** start of Dataset **
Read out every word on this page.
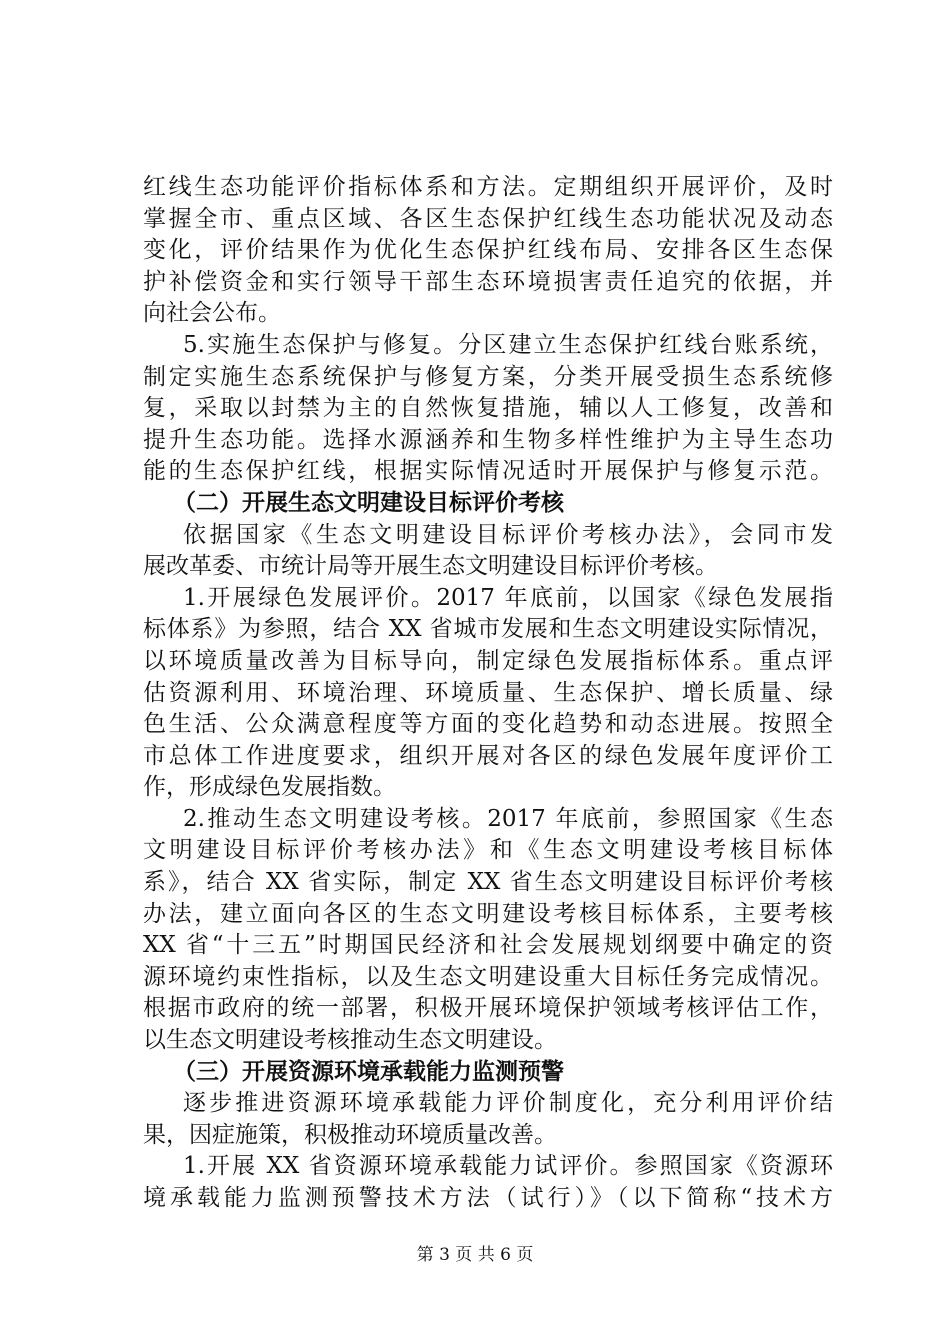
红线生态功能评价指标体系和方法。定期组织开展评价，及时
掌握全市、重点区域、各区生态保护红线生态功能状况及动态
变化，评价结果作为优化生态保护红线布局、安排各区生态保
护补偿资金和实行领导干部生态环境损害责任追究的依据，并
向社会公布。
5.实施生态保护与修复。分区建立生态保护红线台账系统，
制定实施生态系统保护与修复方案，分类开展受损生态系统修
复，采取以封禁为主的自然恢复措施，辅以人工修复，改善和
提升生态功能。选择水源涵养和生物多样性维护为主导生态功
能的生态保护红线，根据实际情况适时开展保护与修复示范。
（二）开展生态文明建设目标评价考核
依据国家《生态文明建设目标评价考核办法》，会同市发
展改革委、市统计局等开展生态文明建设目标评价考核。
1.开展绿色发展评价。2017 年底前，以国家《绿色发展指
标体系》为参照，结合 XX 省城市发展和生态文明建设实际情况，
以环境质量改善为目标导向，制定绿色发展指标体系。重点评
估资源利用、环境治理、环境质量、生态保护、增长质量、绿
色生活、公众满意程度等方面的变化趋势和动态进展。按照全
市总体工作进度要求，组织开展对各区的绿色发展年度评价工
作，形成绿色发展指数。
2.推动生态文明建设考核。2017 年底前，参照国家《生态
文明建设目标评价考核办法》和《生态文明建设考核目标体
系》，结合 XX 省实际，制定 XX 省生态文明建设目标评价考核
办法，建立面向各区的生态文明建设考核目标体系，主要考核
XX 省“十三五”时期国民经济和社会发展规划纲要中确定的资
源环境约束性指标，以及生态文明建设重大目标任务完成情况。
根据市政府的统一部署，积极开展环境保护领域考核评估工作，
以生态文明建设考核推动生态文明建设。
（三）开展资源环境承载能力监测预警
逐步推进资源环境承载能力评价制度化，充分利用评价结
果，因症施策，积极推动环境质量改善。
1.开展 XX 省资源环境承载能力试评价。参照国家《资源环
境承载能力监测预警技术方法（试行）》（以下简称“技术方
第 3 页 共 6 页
** end of Dataset **
What is needed:
Without including any pictures, please restate all the records exactly.

Task response:
Read out every word on this page.
红线生态功能评价指标体系和方法。定期组织开展评价，及时
掌握全市、重点区域、各区生态保护红线生态功能状况及动态
变化，评价结果作为优化生态保护红线布局、安排各区生态保
护补偿资金和实行领导干部生态环境损害责任追究的依据，并
向社会公布。
5.实施生态保护与修复。分区建立生态保护红线台账系统，
制定实施生态系统保护与修复方案，分类开展受损生态系统修
复，采取以封禁为主的自然恢复措施，辅以人工修复，改善和
提升生态功能。选择水源涵养和生物多样性维护为主导生态功
能的生态保护红线，根据实际情况适时开展保护与修复示范。
（二）开展生态文明建设目标评价考核
依据国家《生态文明建设目标评价考核办法》，会同市发
展改革委、市统计局等开展生态文明建设目标评价考核。
1.开展绿色发展评价。2017 年底前，以国家《绿色发展指
标体系》为参照，结合 XX 省城市发展和生态文明建设实际情况，
以环境质量改善为目标导向，制定绿色发展指标体系。重点评
估资源利用、环境治理、环境质量、生态保护、增长质量、绿
色生活、公众满意程度等方面的变化趋势和动态进展。按照全
市总体工作进度要求，组织开展对各区的绿色发展年度评价工
作，形成绿色发展指数。
2.推动生态文明建设考核。2017 年底前，参照国家《生态
文明建设目标评价考核办法》和《生态文明建设考核目标体
系》，结合 XX 省实际，制定 XX 省生态文明建设目标评价考核
办法，建立面向各区的生态文明建设考核目标体系，主要考核
XX 省“十三五”时期国民经济和社会发展规划纲要中确定的资
源环境约束性指标，以及生态文明建设重大目标任务完成情况。
根据市政府的统一部署，积极开展环境保护领域考核评估工作，
以生态文明建设考核推动生态文明建设。
（三）开展资源环境承载能力监测预警
逐步推进资源环境承载能力评价制度化，充分利用评价结
果，因症施策，积极推动环境质量改善。
1.开展 XX 省资源环境承载能力试评价。参照国家《资源环
境承载能力监测预警技术方法（试行）》（以下简称“技术方
第 3 页 共 6 页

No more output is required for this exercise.